**THE PROBLEM**
Return each line of the records unchanged, starting at the first line and stopping after the line that contains "legend-label: LLC xyxy=(926,135,962,150)", including that line.

Saved entries
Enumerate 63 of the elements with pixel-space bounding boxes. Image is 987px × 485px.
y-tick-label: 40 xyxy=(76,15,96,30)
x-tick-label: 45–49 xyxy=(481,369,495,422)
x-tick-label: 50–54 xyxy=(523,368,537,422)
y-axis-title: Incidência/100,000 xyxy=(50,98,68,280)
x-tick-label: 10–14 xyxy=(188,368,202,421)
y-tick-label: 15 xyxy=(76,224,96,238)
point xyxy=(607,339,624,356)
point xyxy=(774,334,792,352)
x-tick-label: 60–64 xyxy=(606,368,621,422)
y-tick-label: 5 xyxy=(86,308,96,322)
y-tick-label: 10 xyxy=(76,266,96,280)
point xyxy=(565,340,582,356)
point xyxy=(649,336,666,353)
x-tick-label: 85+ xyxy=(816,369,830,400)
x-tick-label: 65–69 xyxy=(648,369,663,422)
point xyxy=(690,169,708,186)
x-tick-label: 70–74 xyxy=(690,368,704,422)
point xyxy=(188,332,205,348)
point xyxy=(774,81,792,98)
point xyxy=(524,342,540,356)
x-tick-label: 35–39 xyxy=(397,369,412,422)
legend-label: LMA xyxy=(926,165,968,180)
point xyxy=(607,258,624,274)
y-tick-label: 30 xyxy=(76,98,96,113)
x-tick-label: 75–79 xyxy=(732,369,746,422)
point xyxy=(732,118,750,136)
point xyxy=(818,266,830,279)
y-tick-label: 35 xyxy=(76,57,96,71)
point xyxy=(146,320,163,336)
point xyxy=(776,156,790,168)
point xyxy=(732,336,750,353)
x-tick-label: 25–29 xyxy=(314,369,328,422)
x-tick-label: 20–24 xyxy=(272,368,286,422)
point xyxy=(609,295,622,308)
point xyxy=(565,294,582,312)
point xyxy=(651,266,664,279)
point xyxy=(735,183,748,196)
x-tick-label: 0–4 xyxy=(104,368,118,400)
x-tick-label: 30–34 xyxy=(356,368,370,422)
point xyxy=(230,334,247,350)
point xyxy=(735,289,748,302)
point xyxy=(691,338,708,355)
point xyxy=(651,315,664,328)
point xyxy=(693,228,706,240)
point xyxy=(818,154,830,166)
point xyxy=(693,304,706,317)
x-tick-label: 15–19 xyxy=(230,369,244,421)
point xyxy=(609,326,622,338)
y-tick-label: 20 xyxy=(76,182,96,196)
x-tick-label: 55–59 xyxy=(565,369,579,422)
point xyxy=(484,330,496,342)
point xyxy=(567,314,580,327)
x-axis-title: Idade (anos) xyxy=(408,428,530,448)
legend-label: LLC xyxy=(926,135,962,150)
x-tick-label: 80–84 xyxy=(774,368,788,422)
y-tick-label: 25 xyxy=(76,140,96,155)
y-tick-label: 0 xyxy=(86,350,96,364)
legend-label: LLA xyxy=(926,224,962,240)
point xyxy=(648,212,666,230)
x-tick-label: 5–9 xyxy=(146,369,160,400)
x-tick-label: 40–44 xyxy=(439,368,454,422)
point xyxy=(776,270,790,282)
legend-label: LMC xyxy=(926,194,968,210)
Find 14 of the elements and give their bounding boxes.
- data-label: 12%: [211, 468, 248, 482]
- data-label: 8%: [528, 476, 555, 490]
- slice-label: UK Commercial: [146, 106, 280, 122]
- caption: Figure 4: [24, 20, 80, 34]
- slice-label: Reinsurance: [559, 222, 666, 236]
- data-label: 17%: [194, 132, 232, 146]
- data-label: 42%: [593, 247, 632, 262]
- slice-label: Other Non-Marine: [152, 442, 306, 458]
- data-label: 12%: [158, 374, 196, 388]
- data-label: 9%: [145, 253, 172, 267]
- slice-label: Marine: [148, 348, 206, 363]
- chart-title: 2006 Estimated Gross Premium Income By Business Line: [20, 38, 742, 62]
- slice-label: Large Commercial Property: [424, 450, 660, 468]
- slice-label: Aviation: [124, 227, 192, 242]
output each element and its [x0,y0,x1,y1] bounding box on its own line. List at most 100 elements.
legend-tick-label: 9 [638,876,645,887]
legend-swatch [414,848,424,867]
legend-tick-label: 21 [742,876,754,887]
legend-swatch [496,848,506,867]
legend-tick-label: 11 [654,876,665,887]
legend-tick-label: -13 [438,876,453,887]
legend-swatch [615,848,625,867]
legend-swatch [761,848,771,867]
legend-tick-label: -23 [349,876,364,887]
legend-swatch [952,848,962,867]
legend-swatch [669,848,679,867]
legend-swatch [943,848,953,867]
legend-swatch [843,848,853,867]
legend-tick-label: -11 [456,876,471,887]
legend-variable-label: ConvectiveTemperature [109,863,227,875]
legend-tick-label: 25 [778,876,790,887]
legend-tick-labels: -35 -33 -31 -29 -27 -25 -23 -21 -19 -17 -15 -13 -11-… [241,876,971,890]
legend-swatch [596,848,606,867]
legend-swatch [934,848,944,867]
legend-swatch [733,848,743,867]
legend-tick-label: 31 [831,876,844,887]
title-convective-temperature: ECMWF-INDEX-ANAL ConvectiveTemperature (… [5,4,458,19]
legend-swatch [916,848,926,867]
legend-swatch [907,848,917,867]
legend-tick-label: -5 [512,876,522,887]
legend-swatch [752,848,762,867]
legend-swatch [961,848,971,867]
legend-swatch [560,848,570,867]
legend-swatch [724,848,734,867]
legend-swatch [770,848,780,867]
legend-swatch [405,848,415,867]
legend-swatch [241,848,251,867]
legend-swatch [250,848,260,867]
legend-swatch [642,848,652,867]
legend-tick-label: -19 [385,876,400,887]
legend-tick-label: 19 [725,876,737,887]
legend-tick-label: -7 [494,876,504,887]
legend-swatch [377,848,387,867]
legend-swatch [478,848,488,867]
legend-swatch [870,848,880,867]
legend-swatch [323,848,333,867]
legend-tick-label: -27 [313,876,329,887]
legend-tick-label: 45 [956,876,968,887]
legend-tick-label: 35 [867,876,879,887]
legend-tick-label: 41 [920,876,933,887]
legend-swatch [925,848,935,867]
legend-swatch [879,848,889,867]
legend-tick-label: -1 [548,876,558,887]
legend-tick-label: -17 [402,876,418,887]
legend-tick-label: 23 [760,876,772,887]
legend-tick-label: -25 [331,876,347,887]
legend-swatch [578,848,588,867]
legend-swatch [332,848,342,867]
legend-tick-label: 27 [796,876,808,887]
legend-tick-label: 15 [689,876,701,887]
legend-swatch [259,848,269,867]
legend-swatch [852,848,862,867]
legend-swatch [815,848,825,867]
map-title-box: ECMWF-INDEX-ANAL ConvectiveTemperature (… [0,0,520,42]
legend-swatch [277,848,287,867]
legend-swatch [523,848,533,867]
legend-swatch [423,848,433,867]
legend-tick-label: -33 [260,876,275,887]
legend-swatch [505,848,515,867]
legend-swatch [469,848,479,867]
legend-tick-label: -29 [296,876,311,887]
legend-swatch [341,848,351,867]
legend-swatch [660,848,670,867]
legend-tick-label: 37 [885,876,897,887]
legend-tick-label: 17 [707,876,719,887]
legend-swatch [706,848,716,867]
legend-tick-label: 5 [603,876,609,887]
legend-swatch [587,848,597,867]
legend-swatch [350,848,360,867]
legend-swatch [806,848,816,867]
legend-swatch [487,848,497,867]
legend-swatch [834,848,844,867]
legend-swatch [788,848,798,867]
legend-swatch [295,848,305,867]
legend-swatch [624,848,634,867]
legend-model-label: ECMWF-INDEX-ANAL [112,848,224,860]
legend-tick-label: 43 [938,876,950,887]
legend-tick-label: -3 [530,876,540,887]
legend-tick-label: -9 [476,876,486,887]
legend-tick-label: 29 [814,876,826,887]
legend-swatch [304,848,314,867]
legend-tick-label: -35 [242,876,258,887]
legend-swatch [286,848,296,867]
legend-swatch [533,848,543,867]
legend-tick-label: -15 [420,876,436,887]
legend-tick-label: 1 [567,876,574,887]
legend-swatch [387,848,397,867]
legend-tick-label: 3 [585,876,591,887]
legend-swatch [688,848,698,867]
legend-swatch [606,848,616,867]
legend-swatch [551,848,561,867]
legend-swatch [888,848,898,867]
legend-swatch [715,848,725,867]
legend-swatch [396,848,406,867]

**SOLUTION FOR THIS PROBLEM**
Enumerate 63 of the elements with pixel-space bounding boxes. Image is 987px × 485px.
y-tick-label: 40 xyxy=(76,15,96,30)
x-tick-label: 45–49 xyxy=(481,369,495,422)
x-tick-label: 50–54 xyxy=(523,368,537,422)
y-axis-title: Incidência/100,000 xyxy=(50,98,68,280)
x-tick-label: 10–14 xyxy=(188,368,202,421)
y-tick-label: 15 xyxy=(76,224,96,238)
point xyxy=(607,339,624,356)
point xyxy=(774,334,792,352)
x-tick-label: 60–64 xyxy=(606,368,621,422)
y-tick-label: 5 xyxy=(86,308,96,322)
y-tick-label: 10 xyxy=(76,266,96,280)
point xyxy=(565,340,582,356)
point xyxy=(649,336,666,353)
x-tick-label: 85+ xyxy=(816,369,830,400)
x-tick-label: 65–69 xyxy=(648,369,663,422)
point xyxy=(690,169,708,186)
x-tick-label: 70–74 xyxy=(690,368,704,422)
point xyxy=(188,332,205,348)
point xyxy=(774,81,792,98)
point xyxy=(524,342,540,356)
x-tick-label: 35–39 xyxy=(397,369,412,422)
legend-label: LMA xyxy=(926,165,968,180)
point xyxy=(607,258,624,274)
y-tick-label: 30 xyxy=(76,98,96,113)
x-tick-label: 75–79 xyxy=(732,369,746,422)
point xyxy=(732,118,750,136)
point xyxy=(818,266,830,279)
y-tick-label: 35 xyxy=(76,57,96,71)
point xyxy=(146,320,163,336)
point xyxy=(776,156,790,168)
point xyxy=(732,336,750,353)
x-tick-label: 25–29 xyxy=(314,369,328,422)
x-tick-label: 20–24 xyxy=(272,368,286,422)
point xyxy=(609,295,622,308)
point xyxy=(565,294,582,312)
point xyxy=(651,266,664,279)
point xyxy=(735,183,748,196)
x-tick-label: 0–4 xyxy=(104,368,118,400)
x-tick-label: 30–34 xyxy=(356,368,370,422)
point xyxy=(230,334,247,350)
point xyxy=(735,289,748,302)
point xyxy=(691,338,708,355)
point xyxy=(651,315,664,328)
point xyxy=(693,228,706,240)
point xyxy=(818,154,830,166)
point xyxy=(693,304,706,317)
x-tick-label: 15–19 xyxy=(230,369,244,421)
point xyxy=(609,326,622,338)
y-tick-label: 20 xyxy=(76,182,96,196)
x-tick-label: 55–59 xyxy=(565,369,579,422)
point xyxy=(484,330,496,342)
point xyxy=(567,314,580,327)
x-axis-title: Idade (anos) xyxy=(408,428,530,448)
legend-label: LLC xyxy=(926,135,962,150)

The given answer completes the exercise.